Reproduce the records precisely. Every line should be included.

──────── DATA ────────

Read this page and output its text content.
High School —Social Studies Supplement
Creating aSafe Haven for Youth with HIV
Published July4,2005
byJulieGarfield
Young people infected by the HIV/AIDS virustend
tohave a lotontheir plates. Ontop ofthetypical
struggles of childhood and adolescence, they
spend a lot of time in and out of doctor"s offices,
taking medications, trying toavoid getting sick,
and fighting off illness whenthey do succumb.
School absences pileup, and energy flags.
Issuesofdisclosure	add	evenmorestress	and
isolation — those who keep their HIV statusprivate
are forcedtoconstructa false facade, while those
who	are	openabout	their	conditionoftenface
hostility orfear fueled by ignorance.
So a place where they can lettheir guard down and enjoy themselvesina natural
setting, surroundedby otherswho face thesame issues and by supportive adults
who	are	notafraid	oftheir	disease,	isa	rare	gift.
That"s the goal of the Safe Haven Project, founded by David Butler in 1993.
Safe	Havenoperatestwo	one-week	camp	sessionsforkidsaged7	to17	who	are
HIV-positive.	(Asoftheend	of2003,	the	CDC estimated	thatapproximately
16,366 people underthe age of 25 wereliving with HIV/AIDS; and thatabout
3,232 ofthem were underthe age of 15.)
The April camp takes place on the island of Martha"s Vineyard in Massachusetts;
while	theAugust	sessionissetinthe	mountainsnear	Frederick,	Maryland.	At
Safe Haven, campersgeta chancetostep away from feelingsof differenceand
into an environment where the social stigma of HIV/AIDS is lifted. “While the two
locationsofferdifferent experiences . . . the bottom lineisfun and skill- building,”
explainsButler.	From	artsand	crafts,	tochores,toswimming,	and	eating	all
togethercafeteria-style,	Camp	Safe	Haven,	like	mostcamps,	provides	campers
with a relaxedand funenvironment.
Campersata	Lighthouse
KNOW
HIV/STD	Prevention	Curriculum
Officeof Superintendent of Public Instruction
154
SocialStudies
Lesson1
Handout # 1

────────

SOLUTION FOR THIS TASK:
Read this page and output its text content.
High School —Social Studies Supplement
Creating aSafe Haven for Youth with HIV
Published July4,2005
byJulieGarfield
Young people infected by the HIV/AIDS virustend
tohave a lotontheir plates. Ontop ofthetypical
struggles of childhood and adolescence, they
spend a lot of time in and out of doctor"s offices,
taking medications, trying toavoid getting sick,
and fighting off illness whenthey do succumb.
School absences pileup, and energy flags.
Issuesofdisclosure	add	evenmorestress	and
isolation — those who keep their HIV statusprivate
are forcedtoconstructa false facade, while those
who	are	openabout	their	conditionoftenface
hostility orfear fueled by ignorance.
So a place where they can lettheir guard down and enjoy themselvesina natural
setting, surroundedby otherswho face thesame issues and by supportive adults
who	are	notafraid	oftheir	disease,	isa	rare	gift.
That"s the goal of the Safe Haven Project, founded by David Butler in 1993.
Safe	Havenoperatestwo	one-week	camp	sessionsforkidsaged7	to17	who	are
HIV-positive.	(Asoftheend	of2003,	the	CDC estimated	thatapproximately
16,366 people underthe age of 25 wereliving with HIV/AIDS; and thatabout
3,232 ofthem were underthe age of 15.)
The April camp takes place on the island of Martha"s Vineyard in Massachusetts;
while	theAugust	sessionissetinthe	mountainsnear	Frederick,	Maryland.	At
Safe Haven, campersgeta chancetostep away from feelingsof differenceand
into an environment where the social stigma of HIV/AIDS is lifted. “While the two
locationsofferdifferent experiences . . . the bottom lineisfun and skill- building,”
explainsButler.	From	artsand	crafts,	tochores,toswimming,	and	eating	all
togethercafeteria-style,	Camp	Safe	Haven,	like	mostcamps,	provides	campers
with a relaxedand funenvironment.
Campersata	Lighthouse
KNOW
HIV/STD	Prevention	Curriculum
Officeof Superintendent of Public Instruction
154
SocialStudies
Lesson1
Handout # 1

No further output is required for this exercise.